begin

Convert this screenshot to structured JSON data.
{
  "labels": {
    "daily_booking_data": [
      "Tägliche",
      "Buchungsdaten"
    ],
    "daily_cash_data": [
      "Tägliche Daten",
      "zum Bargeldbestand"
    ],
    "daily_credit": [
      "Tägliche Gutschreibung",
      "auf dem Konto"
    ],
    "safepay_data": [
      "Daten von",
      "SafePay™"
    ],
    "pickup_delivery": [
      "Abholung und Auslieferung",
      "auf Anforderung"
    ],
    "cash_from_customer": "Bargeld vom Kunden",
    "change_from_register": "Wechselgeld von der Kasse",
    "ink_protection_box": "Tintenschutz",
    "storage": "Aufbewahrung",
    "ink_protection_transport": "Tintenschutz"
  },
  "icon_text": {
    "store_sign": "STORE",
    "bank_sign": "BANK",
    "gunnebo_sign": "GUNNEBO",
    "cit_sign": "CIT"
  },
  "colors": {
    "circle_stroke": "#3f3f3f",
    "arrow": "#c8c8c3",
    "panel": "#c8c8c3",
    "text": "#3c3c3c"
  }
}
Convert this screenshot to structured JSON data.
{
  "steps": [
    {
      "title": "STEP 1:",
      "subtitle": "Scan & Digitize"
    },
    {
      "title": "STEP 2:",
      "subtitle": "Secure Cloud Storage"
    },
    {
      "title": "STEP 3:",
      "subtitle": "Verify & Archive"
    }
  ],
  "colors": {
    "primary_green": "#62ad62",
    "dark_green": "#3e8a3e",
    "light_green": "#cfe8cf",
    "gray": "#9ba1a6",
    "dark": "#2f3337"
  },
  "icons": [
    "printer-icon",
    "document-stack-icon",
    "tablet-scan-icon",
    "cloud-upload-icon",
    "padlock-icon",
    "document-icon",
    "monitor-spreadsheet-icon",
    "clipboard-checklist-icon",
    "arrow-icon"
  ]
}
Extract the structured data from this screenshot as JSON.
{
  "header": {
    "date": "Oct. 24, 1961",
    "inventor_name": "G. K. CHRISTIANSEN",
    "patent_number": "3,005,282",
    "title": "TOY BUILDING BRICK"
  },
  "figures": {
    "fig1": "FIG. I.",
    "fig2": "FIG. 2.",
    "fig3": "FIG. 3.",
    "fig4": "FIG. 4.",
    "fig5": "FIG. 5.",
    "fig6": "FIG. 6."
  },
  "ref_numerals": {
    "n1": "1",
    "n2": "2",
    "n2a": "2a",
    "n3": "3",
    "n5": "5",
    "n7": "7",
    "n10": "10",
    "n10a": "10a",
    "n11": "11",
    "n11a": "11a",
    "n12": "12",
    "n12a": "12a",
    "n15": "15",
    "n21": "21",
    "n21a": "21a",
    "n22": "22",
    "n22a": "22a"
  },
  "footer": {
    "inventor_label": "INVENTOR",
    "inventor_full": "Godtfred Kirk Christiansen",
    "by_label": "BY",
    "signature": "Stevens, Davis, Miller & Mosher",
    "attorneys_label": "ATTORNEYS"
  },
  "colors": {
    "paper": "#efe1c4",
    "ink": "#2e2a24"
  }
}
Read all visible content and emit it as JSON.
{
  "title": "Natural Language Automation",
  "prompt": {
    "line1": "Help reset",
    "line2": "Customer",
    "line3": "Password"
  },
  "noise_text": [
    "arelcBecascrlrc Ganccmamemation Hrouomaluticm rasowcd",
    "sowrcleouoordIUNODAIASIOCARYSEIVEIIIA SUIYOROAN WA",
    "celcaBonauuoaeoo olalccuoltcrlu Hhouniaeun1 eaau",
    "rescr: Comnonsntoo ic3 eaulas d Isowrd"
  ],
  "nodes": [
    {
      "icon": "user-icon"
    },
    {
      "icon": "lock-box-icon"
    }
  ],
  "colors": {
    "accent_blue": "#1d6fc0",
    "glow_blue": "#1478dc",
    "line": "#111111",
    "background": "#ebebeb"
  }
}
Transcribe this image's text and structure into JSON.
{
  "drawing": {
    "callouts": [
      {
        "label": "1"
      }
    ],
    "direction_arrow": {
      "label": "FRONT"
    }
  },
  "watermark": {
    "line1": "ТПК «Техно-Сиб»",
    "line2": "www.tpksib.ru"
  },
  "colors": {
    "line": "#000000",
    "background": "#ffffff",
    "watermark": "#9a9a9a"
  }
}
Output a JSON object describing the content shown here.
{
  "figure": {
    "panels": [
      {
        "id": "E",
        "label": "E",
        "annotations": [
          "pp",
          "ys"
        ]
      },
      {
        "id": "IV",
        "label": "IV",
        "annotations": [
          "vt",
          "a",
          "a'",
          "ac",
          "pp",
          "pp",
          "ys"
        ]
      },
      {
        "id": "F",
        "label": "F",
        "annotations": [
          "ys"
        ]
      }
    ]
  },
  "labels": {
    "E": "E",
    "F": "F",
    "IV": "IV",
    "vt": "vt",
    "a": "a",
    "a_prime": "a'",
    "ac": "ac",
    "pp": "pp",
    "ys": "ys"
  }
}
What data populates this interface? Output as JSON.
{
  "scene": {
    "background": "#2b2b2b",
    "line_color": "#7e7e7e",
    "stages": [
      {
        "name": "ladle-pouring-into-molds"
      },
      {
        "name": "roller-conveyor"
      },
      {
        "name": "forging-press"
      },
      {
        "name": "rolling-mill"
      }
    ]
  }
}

end

Given instruction:
Write out, word for word, every line from the one containing "Transcribe this image's" through the last line of the records above.

Task solution:
Transcribe this image's text and structure into JSON.
{
  "drawing": {
    "callouts": [
      {
        "label": "1"
      }
    ],
    "direction_arrow": {
      "label": "FRONT"
    }
  },
  "watermark": {
    "line1": "ТПК «Техно-Сиб»",
    "line2": "www.tpksib.ru"
  },
  "colors": {
    "line": "#000000",
    "background": "#ffffff",
    "watermark": "#9a9a9a"
  }
}
Output a JSON object describing the content shown here.
{
  "figure": {
    "panels": [
      {
        "id": "E",
        "label": "E",
        "annotations": [
          "pp",
          "ys"
        ]
      },
      {
        "id": "IV",
        "label": "IV",
        "annotations": [
          "vt",
          "a",
          "a'",
          "ac",
          "pp",
          "pp",
          "ys"
        ]
      },
      {
        "id": "F",
        "label": "F",
        "annotations": [
          "ys"
        ]
      }
    ]
  },
  "labels": {
    "E": "E",
    "F": "F",
    "IV": "IV",
    "vt": "vt",
    "a": "a",
    "a_prime": "a'",
    "ac": "ac",
    "pp": "pp",
    "ys": "ys"
  }
}
What data populates this interface? Output as JSON.
{
  "scene": {
    "background": "#2b2b2b",
    "line_color": "#7e7e7e",
    "stages": [
      {
        "name": "ladle-pouring-into-molds"
      },
      {
        "name": "roller-conveyor"
      },
      {
        "name": "forging-press"
      },
      {
        "name": "rolling-mill"
      }
    ]
  }
}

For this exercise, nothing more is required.